Text segment:

Up Close and Personal

RAMFC Meets ..............

David Beckham and some other famous footie stars

With Senior correspondent's Martin Wilson and Paul Grimes temporarily absent due to international duty, called up by Togo and Somaliland respectively, reporter Simon Burgess puts finger to tape machine with the Golden Boy of Football, David Beckham.

David and I met at his palatial Gorton residence, shortly after Man U re-claimed the Premiership trophy in early May 2003, at the block of flats owned by David to house his change of vehicle as needed for his journey home from Old Trafford to Nether Nether Alderley Land, his new Cheshire theme park. He was throwing a party for some familiar faces and I managed to gate crash and even sneak some piccies.

Myself and another Salford docks waif whom we shall call Susan with Dave

Simon: David, firstly let me say how grateful I am that you let me in to conduct this interview and to congratulate you on a fine season?

David: <In squeaky voice> No problemo muchacho...I always believe in speaking to the press - want a go on the bouncy castle?

Prompt: Pick up the David Beckham interview above right after David's last line and carry it on in the same tone.

Recorded data:
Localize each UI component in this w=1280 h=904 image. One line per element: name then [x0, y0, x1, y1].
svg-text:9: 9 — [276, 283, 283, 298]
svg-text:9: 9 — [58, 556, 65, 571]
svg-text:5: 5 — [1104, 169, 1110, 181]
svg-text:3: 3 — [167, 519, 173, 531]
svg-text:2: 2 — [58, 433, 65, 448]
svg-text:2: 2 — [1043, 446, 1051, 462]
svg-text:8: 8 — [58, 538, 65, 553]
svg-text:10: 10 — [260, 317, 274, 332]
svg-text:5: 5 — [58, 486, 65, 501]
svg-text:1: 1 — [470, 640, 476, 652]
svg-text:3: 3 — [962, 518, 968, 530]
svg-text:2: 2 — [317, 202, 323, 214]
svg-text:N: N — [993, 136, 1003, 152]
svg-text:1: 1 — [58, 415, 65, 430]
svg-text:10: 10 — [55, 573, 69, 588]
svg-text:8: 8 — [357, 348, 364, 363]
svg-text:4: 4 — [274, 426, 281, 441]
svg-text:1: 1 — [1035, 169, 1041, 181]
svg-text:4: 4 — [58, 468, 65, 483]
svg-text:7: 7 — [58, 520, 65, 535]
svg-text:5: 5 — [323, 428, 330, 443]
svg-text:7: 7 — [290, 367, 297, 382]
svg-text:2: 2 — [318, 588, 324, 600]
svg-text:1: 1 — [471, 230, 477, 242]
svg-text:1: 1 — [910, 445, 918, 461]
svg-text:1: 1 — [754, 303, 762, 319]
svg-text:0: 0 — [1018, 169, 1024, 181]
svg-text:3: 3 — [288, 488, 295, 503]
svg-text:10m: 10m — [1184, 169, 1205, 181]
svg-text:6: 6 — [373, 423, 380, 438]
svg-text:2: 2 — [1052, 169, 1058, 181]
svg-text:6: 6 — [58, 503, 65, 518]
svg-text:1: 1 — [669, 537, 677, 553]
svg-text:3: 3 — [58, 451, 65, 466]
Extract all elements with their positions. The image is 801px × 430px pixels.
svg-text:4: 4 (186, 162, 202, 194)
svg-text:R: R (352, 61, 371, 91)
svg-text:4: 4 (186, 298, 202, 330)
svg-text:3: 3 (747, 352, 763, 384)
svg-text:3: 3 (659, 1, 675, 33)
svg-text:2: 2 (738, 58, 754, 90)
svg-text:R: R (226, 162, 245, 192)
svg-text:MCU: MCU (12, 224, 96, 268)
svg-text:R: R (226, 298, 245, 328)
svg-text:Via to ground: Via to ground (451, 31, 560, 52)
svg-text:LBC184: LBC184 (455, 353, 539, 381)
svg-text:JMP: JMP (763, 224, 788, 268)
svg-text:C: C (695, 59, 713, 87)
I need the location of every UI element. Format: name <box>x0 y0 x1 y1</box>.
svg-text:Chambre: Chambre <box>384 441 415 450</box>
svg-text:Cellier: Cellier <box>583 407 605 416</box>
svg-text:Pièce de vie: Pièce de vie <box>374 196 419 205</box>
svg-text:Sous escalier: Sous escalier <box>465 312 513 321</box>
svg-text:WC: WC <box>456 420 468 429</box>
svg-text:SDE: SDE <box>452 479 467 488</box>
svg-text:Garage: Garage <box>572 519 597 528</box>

Solved problem:
SB: Very good David. Anyhow, what was your opinion on Arsene Wenger's comments about Man U towards the end of the season.

DB: <In squeaky voice> I thought they were over confident words, from a man who looks like the woodpecker out of Bagpuss.

The beak just gives it away

SB: I see. Do you watch Bagpuss regularly on the team bus with the Neville brothers or something more stimulating like Rainbow? Never mind, now Dave, it has been rumoured that you bumped off Posh a few years back and the person to whom you are married now is actually a couple of pipe cleaners and an old Fairy Liquid bottle, made up by your good friends at Blue Peter. How do you react to that?

DB: <In squeaky voice> That is just rumour and inuendo, I mean a pipe cleaner may sell more records but I love the Spice Girls.

SB: Then why are you wearing a  Blue Peter badge and have a signed photo of John Noakes on your wall? I mean come on, her neck is just not right... (at this point we are interrupted by none other than Teddy Sheringham with his friend)

Dave, Preggers and Teddy

SB:  Dave, it has also been rumoured that you were discouraged recently by photos of yourself, Karsten of Real Ale Madrid and Elton John at a hamster auction held by your mutual acquaintance, Tomas? Is this true?

DB: <Squeaky cough and splutter> Sorry?

SB: Come now David, 'that' photo is splashed all over the supermarket magazine's and the tabloid papers?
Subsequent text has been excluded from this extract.